[Entries from a dataset]
^^^^

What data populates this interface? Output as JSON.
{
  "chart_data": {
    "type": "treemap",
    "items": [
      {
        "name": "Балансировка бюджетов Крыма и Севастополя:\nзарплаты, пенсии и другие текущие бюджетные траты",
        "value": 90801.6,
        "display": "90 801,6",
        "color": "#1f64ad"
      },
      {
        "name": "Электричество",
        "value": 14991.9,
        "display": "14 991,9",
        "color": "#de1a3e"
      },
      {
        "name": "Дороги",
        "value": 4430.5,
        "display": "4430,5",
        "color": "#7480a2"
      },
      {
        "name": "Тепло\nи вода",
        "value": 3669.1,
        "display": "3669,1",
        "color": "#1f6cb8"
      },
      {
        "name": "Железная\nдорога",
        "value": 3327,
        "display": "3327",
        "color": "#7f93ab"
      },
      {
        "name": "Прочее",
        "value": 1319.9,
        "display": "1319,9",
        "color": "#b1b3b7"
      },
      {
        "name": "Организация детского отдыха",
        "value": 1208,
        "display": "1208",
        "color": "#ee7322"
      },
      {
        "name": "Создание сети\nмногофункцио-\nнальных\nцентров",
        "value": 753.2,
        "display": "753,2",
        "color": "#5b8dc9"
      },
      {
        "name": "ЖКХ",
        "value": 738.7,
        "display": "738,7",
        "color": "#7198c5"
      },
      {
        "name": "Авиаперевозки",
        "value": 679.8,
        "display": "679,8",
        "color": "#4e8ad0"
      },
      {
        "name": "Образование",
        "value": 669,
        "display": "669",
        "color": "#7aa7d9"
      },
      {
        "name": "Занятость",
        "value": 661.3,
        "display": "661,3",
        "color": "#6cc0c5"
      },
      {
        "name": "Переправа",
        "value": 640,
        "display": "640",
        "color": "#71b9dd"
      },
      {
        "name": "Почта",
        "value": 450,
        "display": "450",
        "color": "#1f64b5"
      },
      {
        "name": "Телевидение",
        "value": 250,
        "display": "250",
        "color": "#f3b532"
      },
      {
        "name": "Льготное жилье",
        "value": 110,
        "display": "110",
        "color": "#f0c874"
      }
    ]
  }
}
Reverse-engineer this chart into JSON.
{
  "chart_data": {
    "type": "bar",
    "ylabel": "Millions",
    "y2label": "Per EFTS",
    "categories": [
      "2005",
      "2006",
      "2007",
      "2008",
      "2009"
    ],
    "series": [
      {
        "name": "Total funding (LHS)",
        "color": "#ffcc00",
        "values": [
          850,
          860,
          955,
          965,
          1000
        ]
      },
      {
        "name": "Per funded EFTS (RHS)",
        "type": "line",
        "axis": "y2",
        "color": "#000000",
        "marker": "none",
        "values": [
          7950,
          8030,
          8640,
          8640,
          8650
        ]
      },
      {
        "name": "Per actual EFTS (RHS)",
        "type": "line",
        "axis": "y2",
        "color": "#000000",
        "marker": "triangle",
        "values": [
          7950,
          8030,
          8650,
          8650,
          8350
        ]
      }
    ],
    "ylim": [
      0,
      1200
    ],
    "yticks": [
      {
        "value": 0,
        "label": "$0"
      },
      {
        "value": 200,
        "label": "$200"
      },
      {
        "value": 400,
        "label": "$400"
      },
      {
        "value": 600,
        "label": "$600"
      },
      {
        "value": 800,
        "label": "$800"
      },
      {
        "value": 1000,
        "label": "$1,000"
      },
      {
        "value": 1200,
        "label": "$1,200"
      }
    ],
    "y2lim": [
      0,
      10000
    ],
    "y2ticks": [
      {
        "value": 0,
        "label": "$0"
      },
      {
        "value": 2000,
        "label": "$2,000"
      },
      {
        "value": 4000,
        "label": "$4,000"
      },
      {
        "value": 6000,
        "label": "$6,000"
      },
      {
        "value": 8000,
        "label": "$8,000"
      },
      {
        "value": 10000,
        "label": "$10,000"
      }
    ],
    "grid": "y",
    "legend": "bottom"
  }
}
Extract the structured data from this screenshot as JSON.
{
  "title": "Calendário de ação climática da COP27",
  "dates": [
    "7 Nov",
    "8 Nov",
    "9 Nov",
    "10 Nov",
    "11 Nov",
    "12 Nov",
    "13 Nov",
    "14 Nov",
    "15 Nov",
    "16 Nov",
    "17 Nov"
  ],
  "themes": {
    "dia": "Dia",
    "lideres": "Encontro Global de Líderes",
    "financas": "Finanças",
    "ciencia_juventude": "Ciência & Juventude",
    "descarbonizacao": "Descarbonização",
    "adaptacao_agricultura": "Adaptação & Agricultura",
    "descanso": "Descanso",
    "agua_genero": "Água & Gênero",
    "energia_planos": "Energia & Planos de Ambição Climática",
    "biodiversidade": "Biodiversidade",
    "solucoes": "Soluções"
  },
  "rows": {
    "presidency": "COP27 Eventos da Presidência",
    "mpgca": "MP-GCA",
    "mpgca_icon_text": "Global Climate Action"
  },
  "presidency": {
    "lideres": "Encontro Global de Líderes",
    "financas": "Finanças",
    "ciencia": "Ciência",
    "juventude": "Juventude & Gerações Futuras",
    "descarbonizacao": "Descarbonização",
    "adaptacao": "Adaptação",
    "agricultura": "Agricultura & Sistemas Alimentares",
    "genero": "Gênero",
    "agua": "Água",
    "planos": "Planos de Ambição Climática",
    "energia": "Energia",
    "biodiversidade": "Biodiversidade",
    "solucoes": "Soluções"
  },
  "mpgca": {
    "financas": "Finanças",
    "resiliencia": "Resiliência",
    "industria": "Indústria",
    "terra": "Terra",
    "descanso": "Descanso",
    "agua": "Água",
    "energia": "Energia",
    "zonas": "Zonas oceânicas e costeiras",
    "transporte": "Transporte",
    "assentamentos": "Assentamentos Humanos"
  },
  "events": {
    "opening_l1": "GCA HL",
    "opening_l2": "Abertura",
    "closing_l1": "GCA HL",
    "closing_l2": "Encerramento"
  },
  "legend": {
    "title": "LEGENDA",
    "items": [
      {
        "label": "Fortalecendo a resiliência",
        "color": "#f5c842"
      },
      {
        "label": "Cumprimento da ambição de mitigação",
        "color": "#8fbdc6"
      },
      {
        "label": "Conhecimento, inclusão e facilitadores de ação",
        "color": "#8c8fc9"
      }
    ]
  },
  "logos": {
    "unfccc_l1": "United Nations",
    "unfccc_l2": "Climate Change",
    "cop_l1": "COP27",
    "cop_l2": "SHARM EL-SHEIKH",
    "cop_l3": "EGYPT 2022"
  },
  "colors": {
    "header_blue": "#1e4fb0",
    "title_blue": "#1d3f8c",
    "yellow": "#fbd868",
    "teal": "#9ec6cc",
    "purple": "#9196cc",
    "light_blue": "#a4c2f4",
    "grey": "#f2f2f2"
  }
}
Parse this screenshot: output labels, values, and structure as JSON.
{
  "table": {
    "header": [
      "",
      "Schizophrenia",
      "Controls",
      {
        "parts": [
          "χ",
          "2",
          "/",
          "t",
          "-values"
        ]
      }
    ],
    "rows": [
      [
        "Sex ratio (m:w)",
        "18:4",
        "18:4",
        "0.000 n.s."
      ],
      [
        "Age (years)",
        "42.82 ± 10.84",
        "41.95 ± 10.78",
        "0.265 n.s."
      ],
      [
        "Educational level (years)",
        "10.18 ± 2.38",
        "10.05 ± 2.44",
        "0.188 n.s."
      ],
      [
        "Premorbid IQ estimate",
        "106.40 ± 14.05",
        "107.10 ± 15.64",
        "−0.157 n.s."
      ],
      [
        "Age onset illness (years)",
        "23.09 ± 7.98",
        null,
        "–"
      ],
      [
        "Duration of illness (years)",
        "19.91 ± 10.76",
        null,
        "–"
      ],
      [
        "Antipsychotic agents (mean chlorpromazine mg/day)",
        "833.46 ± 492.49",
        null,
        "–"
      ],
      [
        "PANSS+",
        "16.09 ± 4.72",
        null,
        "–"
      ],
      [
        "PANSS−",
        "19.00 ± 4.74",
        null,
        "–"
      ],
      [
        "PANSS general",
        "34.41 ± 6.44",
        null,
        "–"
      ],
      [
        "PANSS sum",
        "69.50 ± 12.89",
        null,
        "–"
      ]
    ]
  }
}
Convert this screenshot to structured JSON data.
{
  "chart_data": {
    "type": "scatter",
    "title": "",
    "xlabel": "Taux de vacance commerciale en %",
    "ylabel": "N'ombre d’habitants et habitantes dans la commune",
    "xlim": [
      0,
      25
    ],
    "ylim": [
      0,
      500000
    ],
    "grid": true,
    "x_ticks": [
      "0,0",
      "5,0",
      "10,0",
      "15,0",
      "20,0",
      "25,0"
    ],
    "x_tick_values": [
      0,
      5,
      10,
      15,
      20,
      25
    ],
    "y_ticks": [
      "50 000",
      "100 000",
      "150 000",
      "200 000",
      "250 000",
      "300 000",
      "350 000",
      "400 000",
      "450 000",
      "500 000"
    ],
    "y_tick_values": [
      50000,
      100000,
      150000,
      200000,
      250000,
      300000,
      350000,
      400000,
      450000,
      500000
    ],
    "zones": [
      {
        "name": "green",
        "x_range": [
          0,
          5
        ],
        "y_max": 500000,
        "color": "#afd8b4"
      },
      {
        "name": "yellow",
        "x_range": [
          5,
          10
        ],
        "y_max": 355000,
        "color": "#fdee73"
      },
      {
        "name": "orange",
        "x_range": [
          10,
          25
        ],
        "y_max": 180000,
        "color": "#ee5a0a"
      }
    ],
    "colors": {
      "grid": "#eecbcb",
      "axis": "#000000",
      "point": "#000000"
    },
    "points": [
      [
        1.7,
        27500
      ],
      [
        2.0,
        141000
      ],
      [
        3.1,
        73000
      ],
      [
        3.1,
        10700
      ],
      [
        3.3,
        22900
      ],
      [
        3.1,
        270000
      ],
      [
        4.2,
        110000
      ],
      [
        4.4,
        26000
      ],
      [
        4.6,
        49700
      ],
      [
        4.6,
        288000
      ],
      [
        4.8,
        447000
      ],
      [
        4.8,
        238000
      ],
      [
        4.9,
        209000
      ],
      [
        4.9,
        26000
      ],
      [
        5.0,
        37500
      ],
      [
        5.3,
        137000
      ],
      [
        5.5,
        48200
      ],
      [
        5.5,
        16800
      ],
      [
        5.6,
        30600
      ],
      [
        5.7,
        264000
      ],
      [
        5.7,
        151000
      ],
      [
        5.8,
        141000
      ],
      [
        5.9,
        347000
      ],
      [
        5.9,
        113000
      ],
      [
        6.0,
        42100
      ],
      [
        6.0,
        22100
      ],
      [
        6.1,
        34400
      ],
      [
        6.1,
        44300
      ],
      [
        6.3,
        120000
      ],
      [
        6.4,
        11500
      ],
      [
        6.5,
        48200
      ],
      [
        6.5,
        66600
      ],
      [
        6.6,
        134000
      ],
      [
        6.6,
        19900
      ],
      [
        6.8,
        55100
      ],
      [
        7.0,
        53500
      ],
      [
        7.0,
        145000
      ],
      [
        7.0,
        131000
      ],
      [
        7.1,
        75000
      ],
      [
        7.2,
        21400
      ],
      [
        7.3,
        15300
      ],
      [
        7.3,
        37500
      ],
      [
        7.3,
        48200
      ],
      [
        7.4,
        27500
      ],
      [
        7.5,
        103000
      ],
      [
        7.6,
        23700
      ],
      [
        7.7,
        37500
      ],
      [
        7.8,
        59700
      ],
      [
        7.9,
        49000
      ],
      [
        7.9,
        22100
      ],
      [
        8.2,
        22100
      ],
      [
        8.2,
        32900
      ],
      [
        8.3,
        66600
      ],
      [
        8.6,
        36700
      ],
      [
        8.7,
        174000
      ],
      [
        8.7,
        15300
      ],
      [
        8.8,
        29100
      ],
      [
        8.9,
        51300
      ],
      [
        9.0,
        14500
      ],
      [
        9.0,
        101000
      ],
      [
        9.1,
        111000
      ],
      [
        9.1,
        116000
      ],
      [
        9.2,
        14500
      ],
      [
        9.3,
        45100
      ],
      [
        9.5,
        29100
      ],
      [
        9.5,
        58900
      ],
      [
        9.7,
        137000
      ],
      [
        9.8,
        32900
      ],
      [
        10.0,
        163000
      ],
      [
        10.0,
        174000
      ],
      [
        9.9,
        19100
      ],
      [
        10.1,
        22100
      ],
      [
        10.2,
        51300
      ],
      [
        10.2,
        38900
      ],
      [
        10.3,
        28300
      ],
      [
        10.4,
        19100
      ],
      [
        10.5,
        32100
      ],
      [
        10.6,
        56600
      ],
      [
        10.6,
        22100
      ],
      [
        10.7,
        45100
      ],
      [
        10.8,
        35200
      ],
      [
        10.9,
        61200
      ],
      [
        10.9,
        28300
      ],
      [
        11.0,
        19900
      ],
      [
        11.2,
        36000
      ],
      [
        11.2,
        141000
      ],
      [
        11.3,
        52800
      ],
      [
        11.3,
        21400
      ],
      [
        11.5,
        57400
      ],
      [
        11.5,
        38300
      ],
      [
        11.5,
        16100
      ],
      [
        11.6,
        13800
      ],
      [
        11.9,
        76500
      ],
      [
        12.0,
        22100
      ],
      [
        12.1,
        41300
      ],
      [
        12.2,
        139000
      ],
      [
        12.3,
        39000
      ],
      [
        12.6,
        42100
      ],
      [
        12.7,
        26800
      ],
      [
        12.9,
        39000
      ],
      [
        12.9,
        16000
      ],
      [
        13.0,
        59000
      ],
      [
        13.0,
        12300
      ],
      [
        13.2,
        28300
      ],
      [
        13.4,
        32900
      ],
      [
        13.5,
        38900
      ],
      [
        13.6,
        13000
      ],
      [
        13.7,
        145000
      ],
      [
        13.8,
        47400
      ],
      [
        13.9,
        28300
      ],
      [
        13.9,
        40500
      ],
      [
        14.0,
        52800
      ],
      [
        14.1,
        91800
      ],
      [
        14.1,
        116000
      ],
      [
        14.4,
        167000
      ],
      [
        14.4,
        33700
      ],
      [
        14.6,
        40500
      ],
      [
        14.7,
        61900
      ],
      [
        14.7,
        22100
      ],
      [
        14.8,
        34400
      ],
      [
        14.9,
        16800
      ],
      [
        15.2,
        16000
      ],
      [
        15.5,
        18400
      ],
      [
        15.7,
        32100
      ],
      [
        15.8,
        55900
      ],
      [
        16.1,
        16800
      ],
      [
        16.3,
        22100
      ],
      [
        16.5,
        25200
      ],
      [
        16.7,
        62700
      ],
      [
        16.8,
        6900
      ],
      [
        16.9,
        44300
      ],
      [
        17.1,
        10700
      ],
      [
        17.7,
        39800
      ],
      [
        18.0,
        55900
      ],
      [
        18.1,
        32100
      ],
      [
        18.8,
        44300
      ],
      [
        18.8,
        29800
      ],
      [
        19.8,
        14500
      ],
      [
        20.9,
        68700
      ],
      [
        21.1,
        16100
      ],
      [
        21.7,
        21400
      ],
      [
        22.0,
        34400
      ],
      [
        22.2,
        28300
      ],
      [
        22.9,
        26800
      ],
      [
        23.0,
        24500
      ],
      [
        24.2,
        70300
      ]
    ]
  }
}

^^^^

## Your instructions
Find the lines above holding the word "PANSS" and show them.

## Reply
        "PANSS+",
        "PANSS−",
        "PANSS general",
        "PANSS sum",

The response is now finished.